Your task is to transcribe all of the records exactly and leave out the pictures.

— Start Supplied data —

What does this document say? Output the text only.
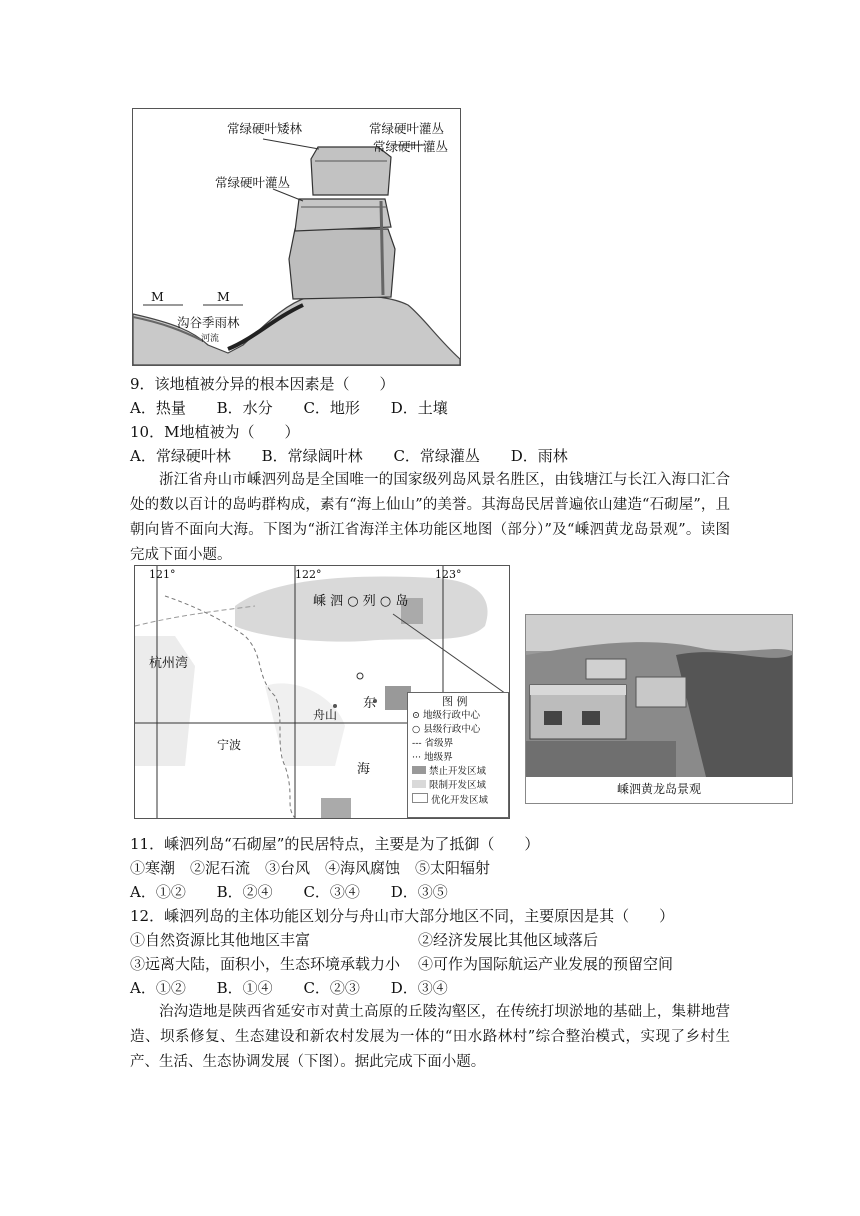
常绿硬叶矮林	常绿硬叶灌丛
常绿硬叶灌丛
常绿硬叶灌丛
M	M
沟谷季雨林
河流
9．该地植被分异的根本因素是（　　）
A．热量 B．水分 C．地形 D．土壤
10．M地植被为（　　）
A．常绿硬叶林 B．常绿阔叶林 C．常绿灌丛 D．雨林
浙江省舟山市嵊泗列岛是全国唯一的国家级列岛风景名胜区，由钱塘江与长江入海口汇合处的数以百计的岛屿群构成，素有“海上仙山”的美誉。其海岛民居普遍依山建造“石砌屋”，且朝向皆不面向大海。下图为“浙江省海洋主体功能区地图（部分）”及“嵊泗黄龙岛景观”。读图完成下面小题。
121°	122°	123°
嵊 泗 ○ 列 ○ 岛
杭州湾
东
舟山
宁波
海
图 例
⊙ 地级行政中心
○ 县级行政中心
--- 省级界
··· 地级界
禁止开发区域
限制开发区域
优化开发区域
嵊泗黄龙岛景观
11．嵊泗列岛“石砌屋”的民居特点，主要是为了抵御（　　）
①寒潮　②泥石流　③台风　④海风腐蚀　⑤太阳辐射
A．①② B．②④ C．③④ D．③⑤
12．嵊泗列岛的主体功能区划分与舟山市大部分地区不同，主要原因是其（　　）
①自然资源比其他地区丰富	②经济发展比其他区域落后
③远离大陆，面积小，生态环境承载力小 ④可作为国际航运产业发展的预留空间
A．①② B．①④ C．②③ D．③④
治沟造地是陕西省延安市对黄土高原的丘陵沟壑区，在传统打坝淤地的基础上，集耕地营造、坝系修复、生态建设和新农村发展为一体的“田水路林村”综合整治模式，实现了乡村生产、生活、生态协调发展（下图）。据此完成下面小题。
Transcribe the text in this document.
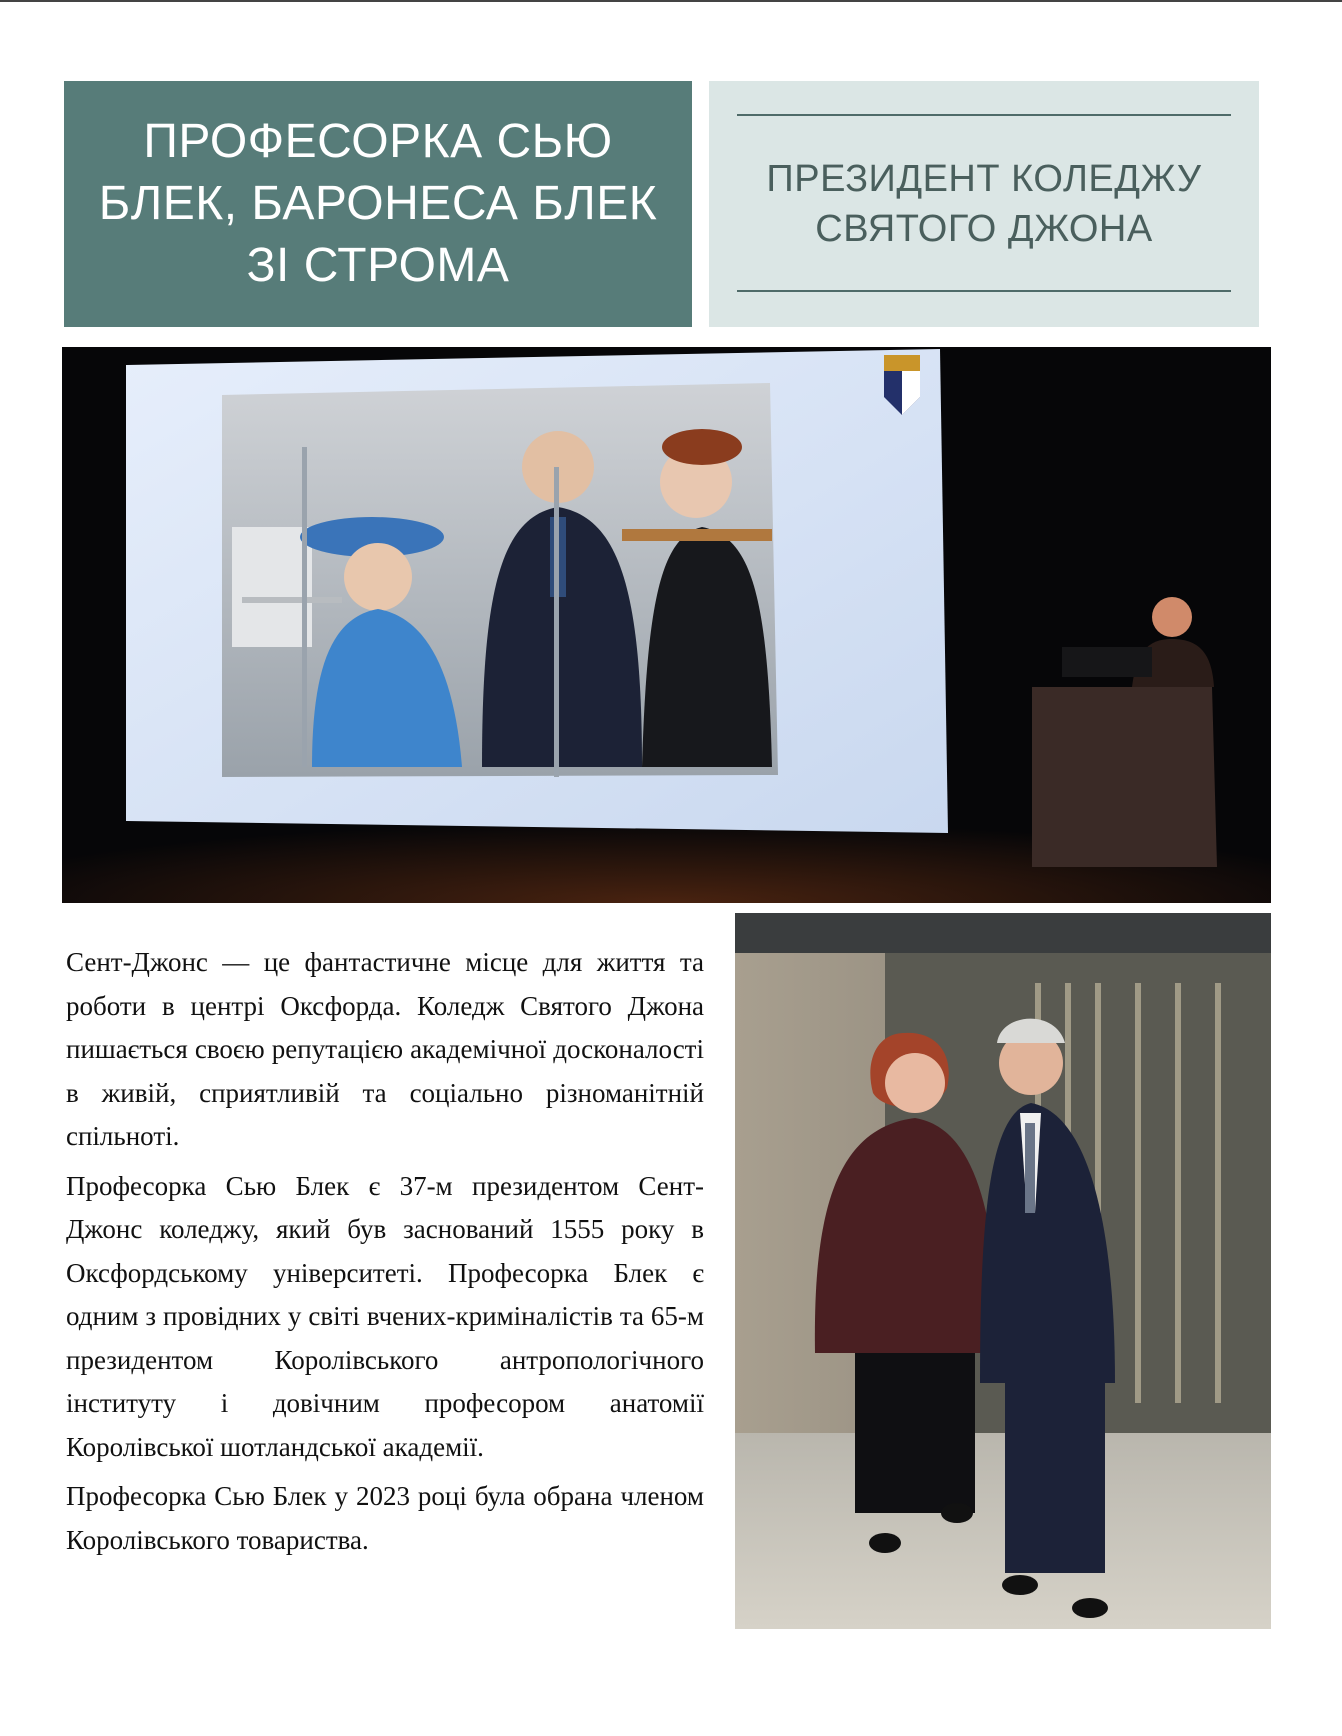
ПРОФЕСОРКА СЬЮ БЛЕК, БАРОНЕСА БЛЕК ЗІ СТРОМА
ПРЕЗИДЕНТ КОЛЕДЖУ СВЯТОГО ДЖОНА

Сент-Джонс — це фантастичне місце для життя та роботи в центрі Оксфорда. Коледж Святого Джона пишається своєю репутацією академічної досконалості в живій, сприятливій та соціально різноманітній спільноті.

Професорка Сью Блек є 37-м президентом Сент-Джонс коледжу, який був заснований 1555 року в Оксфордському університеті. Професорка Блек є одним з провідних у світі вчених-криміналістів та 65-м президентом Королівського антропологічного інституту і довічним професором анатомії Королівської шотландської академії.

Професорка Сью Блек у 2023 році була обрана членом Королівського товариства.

— End Supplied data —

Solution to the exercise:
What does this document say? Output the text only.
常绿硬叶矮林	常绿硬叶灌丛
常绿硬叶灌丛
常绿硬叶灌丛
M	M
沟谷季雨林
河流
9．该地植被分异的根本因素是（　　）
A．热量 B．水分 C．地形 D．土壤
10．M地植被为（　　）
A．常绿硬叶林 B．常绿阔叶林 C．常绿灌丛 D．雨林
浙江省舟山市嵊泗列岛是全国唯一的国家级列岛风景名胜区，由钱塘江与长江入海口汇合处的数以百计的岛屿群构成，素有“海上仙山”的美誉。其海岛民居普遍依山建造“石砌屋”，且朝向皆不面向大海。下图为“浙江省海洋主体功能区地图（部分）”及“嵊泗黄龙岛景观”。读图完成下面小题。
121°	122°	123°
嵊 泗 ○ 列 ○ 岛
杭州湾
东
舟山
宁波
海
图 例
⊙ 地级行政中心
○ 县级行政中心
--- 省级界
··· 地级界
禁止开发区域
限制开发区域
优化开发区域
嵊泗黄龙岛景观
11．嵊泗列岛“石砌屋”的民居特点，主要是为了抵御（　　）
①寒潮　②泥石流　③台风　④海风腐蚀　⑤太阳辐射
A．①② B．②④ C．③④ D．③⑤
12．嵊泗列岛的主体功能区划分与舟山市大部分地区不同，主要原因是其（　　）
①自然资源比其他地区丰富	②经济发展比其他区域落后
③远离大陆，面积小，生态环境承载力小 ④可作为国际航运产业发展的预留空间
A．①② B．①④ C．②③ D．③④
治沟造地是陕西省延安市对黄土高原的丘陵沟壑区，在传统打坝淤地的基础上，集耕地营造、坝系修复、生态建设和新农村发展为一体的“田水路林村”综合整治模式，实现了乡村生产、生活、生态协调发展（下图）。据此完成下面小题。
Transcribe the text in this document.
ПРОФЕСОРКА СЬЮ БЛЕК, БАРОНЕСА БЛЕК ЗІ СТРОМА
ПРЕЗИДЕНТ КОЛЕДЖУ СВЯТОГО ДЖОНА

Сент-Джонс — це фантастичне місце для життя та роботи в центрі Оксфорда. Коледж Святого Джона пишається своєю репутацією академічної досконалості в живій, сприятливій та соціально різноманітній спільноті.

Професорка Сью Блек є 37-м президентом Сент-Джонс коледжу, який був заснований 1555 року в Оксфордському університеті. Професорка Блек є одним з провідних у світі вчених-криміналістів та 65-м президентом Королівського антропологічного інституту і довічним професором анатомії Королівської шотландської академії.

Професорка Сью Блек у 2023 році була обрана членом Королівського товариства.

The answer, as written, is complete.